**** Data supplied
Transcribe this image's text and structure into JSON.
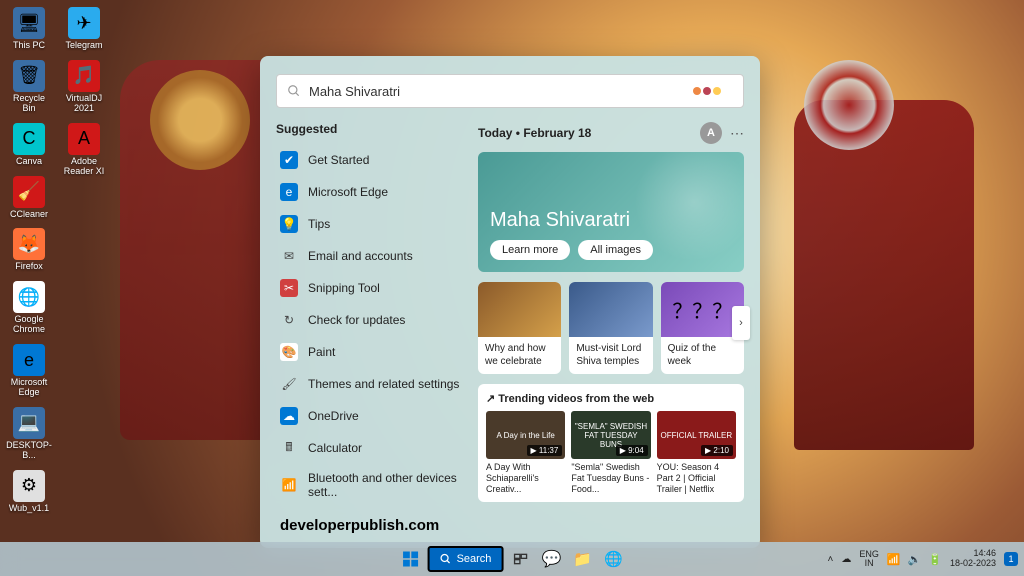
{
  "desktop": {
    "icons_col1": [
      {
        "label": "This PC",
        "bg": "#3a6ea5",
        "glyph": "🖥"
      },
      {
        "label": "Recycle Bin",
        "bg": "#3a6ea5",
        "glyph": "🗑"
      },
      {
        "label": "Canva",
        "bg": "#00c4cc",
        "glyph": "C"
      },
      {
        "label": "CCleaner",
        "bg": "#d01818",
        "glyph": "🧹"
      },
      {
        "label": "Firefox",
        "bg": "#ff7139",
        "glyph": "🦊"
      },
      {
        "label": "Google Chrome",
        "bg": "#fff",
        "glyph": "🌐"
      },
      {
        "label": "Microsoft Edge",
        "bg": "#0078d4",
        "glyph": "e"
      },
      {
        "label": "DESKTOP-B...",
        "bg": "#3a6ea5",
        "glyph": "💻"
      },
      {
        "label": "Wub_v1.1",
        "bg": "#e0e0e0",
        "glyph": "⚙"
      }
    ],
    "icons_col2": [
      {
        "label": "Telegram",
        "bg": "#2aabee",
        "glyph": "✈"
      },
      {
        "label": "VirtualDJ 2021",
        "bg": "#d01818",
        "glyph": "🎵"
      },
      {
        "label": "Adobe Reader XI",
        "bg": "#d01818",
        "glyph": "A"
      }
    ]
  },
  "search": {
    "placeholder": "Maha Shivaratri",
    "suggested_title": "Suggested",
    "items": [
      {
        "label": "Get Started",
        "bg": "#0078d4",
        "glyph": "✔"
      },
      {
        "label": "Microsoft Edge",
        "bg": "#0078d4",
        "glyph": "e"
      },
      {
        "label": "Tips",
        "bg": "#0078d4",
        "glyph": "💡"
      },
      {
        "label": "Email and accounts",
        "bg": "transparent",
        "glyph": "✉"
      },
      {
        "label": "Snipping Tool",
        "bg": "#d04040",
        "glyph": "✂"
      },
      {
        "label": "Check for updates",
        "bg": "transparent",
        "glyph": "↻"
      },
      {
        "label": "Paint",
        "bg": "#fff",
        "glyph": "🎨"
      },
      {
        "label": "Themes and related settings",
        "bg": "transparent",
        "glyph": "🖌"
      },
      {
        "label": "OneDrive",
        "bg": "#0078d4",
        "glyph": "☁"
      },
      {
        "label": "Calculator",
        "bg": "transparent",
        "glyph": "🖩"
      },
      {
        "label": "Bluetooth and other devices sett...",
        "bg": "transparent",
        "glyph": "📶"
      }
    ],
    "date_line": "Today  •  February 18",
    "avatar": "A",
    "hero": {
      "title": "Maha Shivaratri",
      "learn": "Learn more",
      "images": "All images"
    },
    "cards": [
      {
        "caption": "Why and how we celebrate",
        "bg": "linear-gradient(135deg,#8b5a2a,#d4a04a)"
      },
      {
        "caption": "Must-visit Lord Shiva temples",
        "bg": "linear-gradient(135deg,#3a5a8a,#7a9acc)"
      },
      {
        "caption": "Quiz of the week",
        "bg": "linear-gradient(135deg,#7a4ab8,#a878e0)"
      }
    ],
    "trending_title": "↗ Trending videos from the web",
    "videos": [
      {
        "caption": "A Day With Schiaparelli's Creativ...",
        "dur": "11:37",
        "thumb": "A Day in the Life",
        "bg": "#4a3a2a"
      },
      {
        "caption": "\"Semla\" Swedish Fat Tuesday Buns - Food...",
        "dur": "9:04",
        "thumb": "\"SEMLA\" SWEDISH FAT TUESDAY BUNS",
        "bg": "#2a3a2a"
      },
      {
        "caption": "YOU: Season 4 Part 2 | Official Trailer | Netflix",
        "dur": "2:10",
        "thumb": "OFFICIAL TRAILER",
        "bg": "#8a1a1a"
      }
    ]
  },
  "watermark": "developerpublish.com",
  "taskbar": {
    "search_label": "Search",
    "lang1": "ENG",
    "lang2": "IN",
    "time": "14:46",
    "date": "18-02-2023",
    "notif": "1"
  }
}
********
> **What the exercise asks**
Retype the whole listing exactly and leave the pictures out.

> **The response**
Transcribe this image's text and structure into JSON.
{
  "desktop": {
    "icons_col1": [
      {
        "label": "This PC",
        "bg": "#3a6ea5",
        "glyph": "🖥"
      },
      {
        "label": "Recycle Bin",
        "bg": "#3a6ea5",
        "glyph": "🗑"
      },
      {
        "label": "Canva",
        "bg": "#00c4cc",
        "glyph": "C"
      },
      {
        "label": "CCleaner",
        "bg": "#d01818",
        "glyph": "🧹"
      },
      {
        "label": "Firefox",
        "bg": "#ff7139",
        "glyph": "🦊"
      },
      {
        "label": "Google Chrome",
        "bg": "#fff",
        "glyph": "🌐"
      },
      {
        "label": "Microsoft Edge",
        "bg": "#0078d4",
        "glyph": "e"
      },
      {
        "label": "DESKTOP-B...",
        "bg": "#3a6ea5",
        "glyph": "💻"
      },
      {
        "label": "Wub_v1.1",
        "bg": "#e0e0e0",
        "glyph": "⚙"
      }
    ],
    "icons_col2": [
      {
        "label": "Telegram",
        "bg": "#2aabee",
        "glyph": "✈"
      },
      {
        "label": "VirtualDJ 2021",
        "bg": "#d01818",
        "glyph": "🎵"
      },
      {
        "label": "Adobe Reader XI",
        "bg": "#d01818",
        "glyph": "A"
      }
    ]
  },
  "search": {
    "placeholder": "Maha Shivaratri",
    "suggested_title": "Suggested",
    "items": [
      {
        "label": "Get Started",
        "bg": "#0078d4",
        "glyph": "✔"
      },
      {
        "label": "Microsoft Edge",
        "bg": "#0078d4",
        "glyph": "e"
      },
      {
        "label": "Tips",
        "bg": "#0078d4",
        "glyph": "💡"
      },
      {
        "label": "Email and accounts",
        "bg": "transparent",
        "glyph": "✉"
      },
      {
        "label": "Snipping Tool",
        "bg": "#d04040",
        "glyph": "✂"
      },
      {
        "label": "Check for updates",
        "bg": "transparent",
        "glyph": "↻"
      },
      {
        "label": "Paint",
        "bg": "#fff",
        "glyph": "🎨"
      },
      {
        "label": "Themes and related settings",
        "bg": "transparent",
        "glyph": "🖌"
      },
      {
        "label": "OneDrive",
        "bg": "#0078d4",
        "glyph": "☁"
      },
      {
        "label": "Calculator",
        "bg": "transparent",
        "glyph": "🖩"
      },
      {
        "label": "Bluetooth and other devices sett...",
        "bg": "transparent",
        "glyph": "📶"
      }
    ],
    "date_line": "Today  •  February 18",
    "avatar": "A",
    "hero": {
      "title": "Maha Shivaratri",
      "learn": "Learn more",
      "images": "All images"
    },
    "cards": [
      {
        "caption": "Why and how we celebrate",
        "bg": "linear-gradient(135deg,#8b5a2a,#d4a04a)"
      },
      {
        "caption": "Must-visit Lord Shiva temples",
        "bg": "linear-gradient(135deg,#3a5a8a,#7a9acc)"
      },
      {
        "caption": "Quiz of the week",
        "bg": "linear-gradient(135deg,#7a4ab8,#a878e0)"
      }
    ],
    "trending_title": "↗ Trending videos from the web",
    "videos": [
      {
        "caption": "A Day With Schiaparelli's Creativ...",
        "dur": "11:37",
        "thumb": "A Day in the Life",
        "bg": "#4a3a2a"
      },
      {
        "caption": "\"Semla\" Swedish Fat Tuesday Buns - Food...",
        "dur": "9:04",
        "thumb": "\"SEMLA\" SWEDISH FAT TUESDAY BUNS",
        "bg": "#2a3a2a"
      },
      {
        "caption": "YOU: Season 4 Part 2 | Official Trailer | Netflix",
        "dur": "2:10",
        "thumb": "OFFICIAL TRAILER",
        "bg": "#8a1a1a"
      }
    ]
  },
  "watermark": "developerpublish.com",
  "taskbar": {
    "search_label": "Search",
    "lang1": "ENG",
    "lang2": "IN",
    "time": "14:46",
    "date": "18-02-2023",
    "notif": "1"
  }
}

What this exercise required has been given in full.